[Dataset entries]
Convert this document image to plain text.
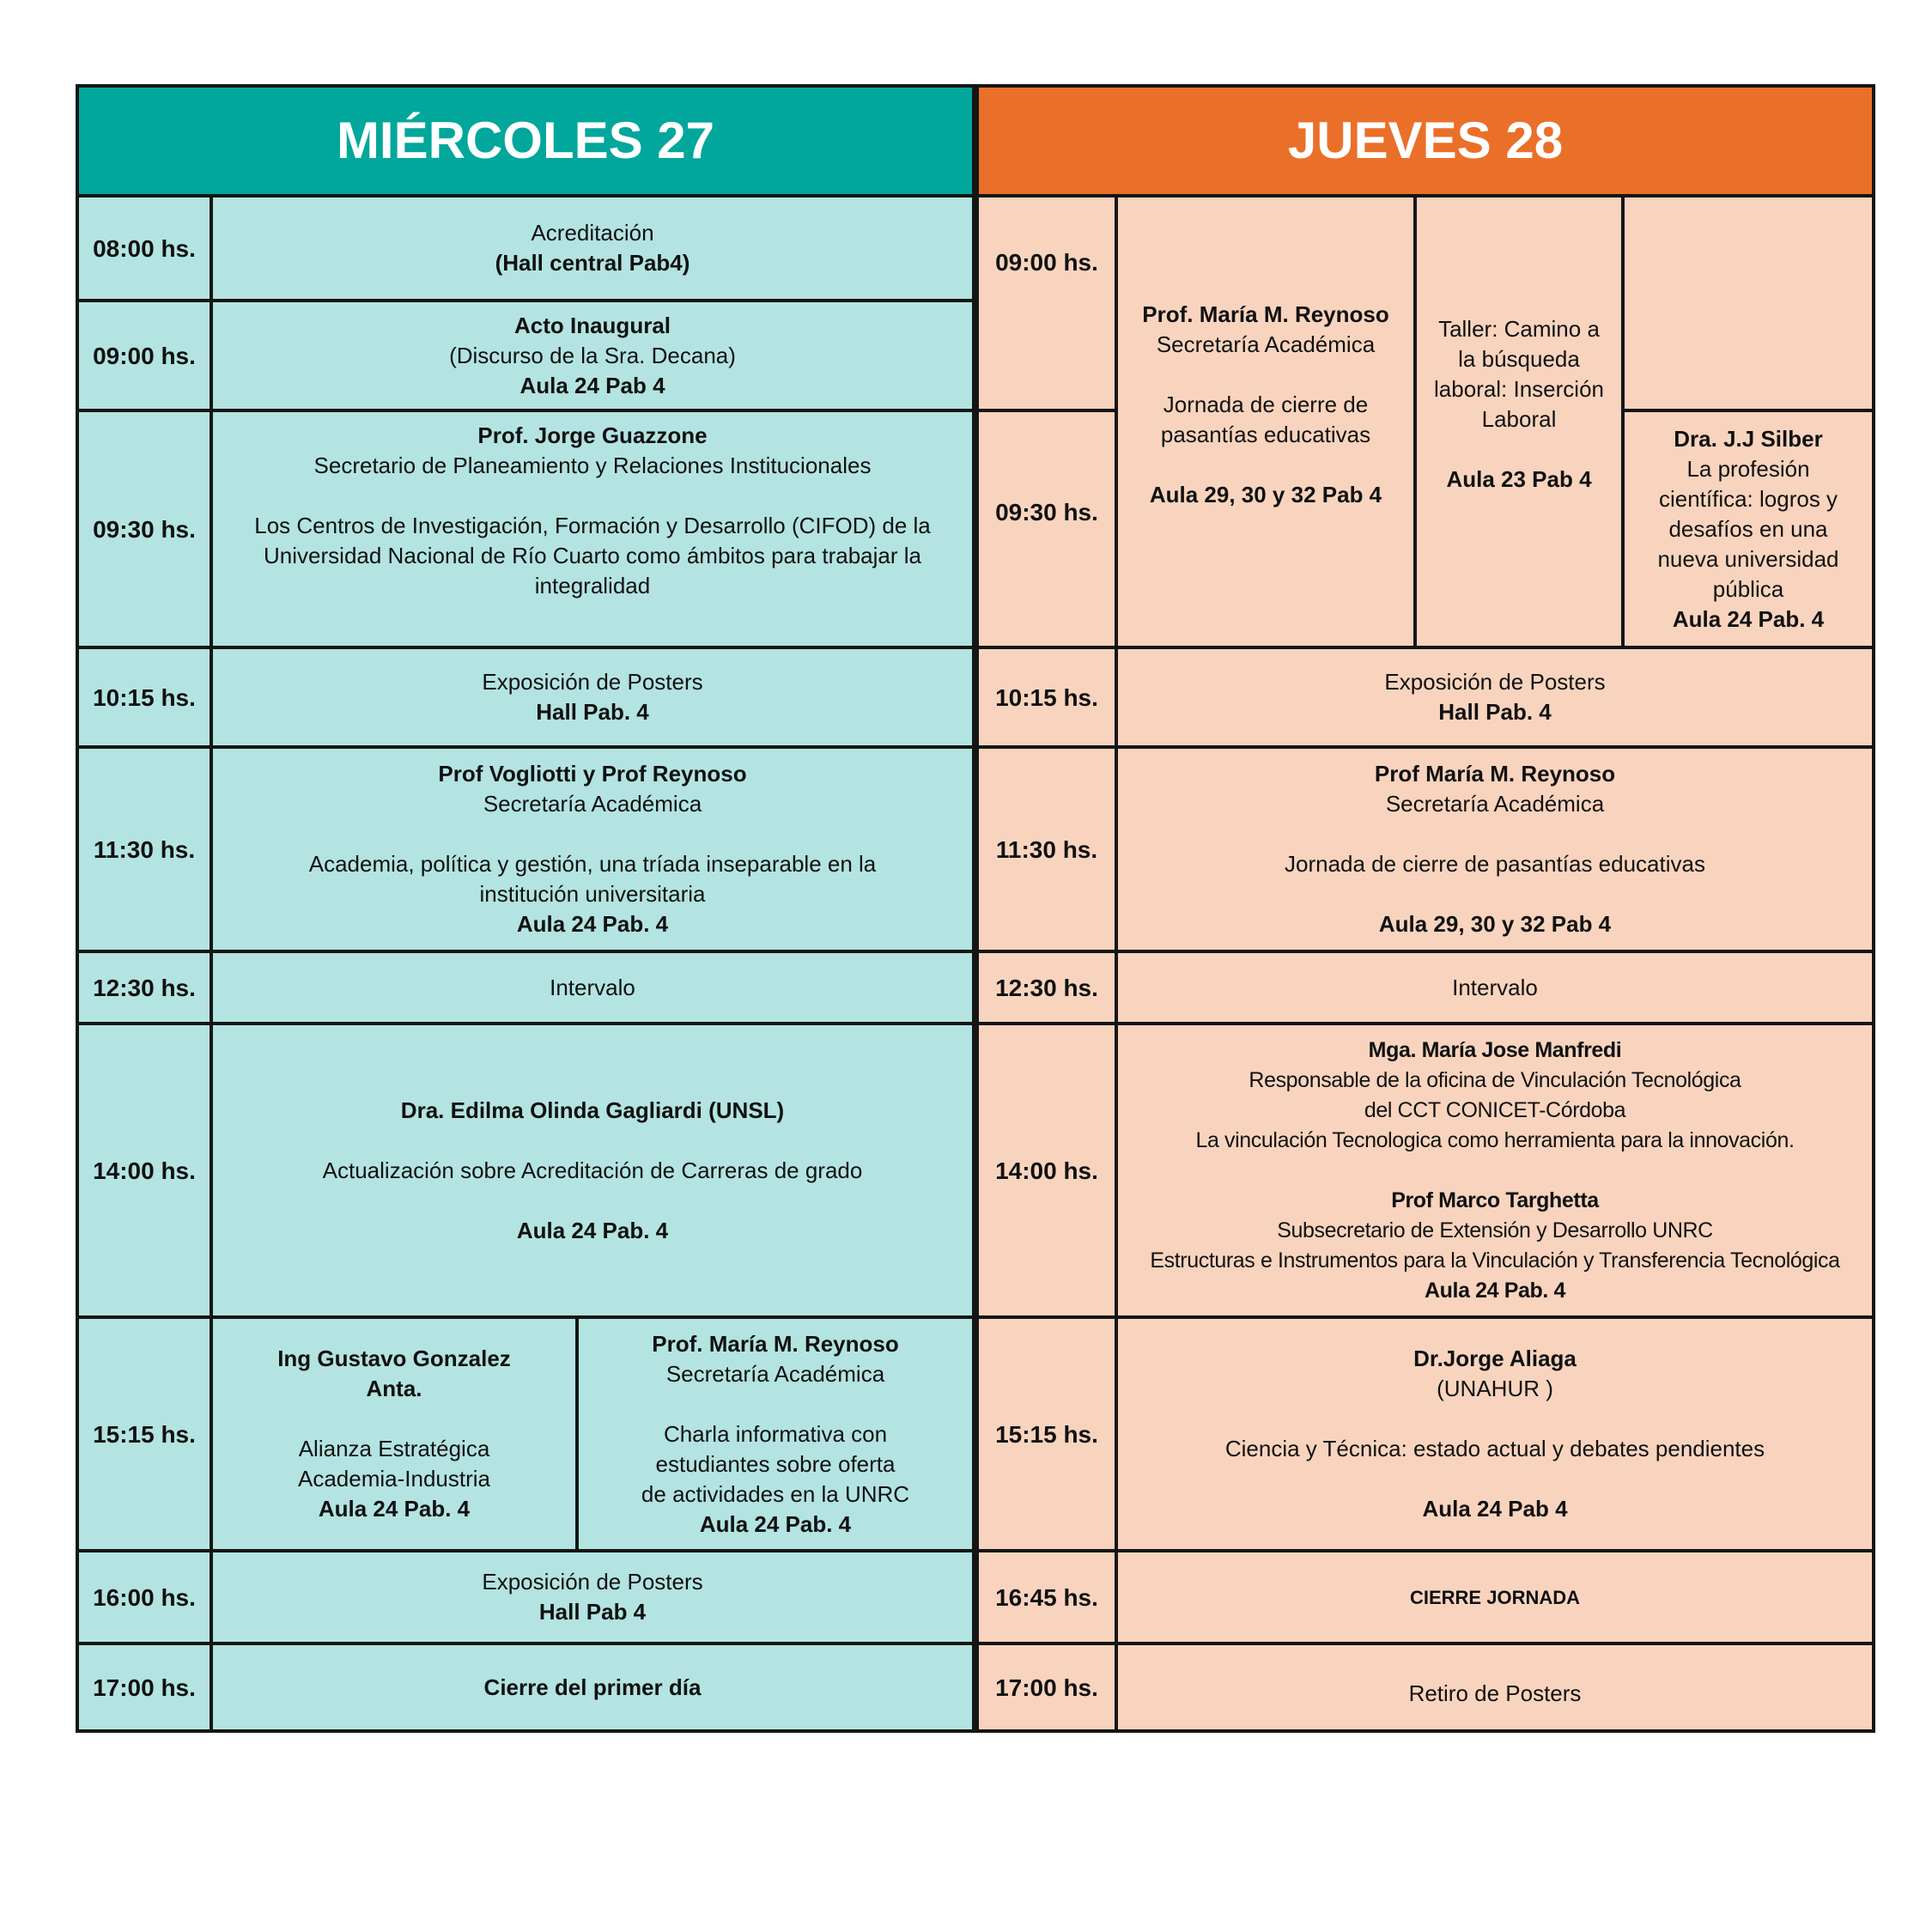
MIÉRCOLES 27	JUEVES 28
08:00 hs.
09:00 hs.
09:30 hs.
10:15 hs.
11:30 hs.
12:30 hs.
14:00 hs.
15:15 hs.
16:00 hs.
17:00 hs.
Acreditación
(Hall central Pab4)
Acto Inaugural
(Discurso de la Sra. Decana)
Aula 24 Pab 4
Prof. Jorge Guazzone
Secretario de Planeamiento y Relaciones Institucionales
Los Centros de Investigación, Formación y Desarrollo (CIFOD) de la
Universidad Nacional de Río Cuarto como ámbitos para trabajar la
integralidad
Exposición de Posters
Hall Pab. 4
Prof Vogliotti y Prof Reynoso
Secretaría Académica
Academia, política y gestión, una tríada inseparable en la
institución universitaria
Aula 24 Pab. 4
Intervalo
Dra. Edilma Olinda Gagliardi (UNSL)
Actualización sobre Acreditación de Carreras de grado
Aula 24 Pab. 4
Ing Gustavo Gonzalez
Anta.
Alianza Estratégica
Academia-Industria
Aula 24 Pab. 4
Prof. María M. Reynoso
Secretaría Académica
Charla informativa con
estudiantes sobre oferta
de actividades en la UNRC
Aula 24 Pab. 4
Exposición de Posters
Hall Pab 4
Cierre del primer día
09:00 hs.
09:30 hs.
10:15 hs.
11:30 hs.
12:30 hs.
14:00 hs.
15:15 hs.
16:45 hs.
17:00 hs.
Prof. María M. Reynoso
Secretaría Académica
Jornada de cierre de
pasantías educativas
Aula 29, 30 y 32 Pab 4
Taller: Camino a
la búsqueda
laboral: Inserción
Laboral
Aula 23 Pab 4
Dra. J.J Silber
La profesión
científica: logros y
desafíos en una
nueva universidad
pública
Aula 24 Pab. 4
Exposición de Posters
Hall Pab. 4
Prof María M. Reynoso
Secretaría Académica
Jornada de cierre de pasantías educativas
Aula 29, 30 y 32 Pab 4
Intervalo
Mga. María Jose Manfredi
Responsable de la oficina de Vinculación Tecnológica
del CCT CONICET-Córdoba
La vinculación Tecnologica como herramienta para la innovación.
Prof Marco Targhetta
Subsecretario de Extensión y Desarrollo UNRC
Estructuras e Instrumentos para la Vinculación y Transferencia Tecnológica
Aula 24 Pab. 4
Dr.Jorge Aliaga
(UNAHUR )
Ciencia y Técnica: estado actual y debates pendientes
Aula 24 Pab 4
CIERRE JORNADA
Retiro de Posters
--
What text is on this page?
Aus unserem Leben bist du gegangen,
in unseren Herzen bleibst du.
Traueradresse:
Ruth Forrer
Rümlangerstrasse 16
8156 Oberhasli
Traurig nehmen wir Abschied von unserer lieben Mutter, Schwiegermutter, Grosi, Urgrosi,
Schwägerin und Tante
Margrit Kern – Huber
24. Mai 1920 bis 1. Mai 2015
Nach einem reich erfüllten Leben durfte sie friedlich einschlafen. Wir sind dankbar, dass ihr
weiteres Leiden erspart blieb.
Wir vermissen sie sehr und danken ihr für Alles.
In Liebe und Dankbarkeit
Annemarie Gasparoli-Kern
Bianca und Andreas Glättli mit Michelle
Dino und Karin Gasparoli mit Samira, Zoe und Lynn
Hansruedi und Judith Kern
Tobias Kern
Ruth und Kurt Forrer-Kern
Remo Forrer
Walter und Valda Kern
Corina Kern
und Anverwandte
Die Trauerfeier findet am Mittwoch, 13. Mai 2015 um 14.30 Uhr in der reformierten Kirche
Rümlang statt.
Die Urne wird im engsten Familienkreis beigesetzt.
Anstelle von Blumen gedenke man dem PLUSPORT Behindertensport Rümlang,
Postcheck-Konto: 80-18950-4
--
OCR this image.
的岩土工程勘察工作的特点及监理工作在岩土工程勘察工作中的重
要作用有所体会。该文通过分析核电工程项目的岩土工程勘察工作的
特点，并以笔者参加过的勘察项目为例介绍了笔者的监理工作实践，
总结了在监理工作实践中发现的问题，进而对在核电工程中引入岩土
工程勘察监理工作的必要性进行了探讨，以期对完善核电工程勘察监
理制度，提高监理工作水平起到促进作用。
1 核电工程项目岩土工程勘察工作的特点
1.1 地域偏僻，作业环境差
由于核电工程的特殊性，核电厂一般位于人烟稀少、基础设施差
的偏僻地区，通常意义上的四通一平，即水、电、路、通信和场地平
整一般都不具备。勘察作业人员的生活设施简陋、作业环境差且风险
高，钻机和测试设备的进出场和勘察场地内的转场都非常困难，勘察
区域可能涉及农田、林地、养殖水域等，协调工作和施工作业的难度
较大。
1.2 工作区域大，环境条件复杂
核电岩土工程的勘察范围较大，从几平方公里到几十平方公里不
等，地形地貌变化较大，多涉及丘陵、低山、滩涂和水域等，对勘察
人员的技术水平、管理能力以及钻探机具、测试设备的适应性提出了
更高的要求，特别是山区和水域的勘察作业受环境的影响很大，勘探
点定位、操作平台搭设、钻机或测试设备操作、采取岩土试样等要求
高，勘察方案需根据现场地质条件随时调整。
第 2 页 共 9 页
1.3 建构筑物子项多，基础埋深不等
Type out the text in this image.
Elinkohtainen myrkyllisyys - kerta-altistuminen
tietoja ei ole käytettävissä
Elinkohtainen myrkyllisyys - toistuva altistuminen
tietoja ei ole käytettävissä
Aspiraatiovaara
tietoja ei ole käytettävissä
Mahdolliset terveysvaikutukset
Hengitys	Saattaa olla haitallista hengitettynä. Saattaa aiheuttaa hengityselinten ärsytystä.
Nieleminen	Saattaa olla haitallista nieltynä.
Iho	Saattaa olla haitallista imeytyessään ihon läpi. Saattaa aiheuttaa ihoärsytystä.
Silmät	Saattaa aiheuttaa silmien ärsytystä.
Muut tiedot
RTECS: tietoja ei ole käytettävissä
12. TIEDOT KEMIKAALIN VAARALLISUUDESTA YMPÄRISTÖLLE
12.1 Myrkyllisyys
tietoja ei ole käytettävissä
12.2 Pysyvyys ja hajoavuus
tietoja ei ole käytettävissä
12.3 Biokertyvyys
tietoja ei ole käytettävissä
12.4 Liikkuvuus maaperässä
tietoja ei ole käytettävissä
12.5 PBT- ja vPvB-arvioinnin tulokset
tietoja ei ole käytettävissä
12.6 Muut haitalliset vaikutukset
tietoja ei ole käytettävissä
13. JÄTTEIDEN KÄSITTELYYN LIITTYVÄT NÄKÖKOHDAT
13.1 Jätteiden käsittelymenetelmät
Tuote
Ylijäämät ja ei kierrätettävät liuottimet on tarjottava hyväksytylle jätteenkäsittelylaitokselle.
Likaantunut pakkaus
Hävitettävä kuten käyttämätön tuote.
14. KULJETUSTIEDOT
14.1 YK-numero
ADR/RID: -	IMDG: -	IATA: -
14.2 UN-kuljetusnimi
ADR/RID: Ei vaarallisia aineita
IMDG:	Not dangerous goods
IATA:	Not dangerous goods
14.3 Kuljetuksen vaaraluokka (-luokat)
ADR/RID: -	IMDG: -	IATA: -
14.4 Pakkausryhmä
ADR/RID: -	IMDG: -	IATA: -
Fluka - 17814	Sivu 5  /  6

# [INSTRUCTIONS TO FOLLOW]
Check each line of the records above for the string "olla", and report every line that has it.

# [EXERCISE OUTPUT]
Hengitys	Saattaa olla haitallista hengitettynä. Saattaa aiheuttaa hengityselinten ärsytystä.
Nieleminen	Saattaa olla haitallista nieltynä.
Iho	Saattaa olla haitallista imeytyessään ihon läpi. Saattaa aiheuttaa ihoärsytystä.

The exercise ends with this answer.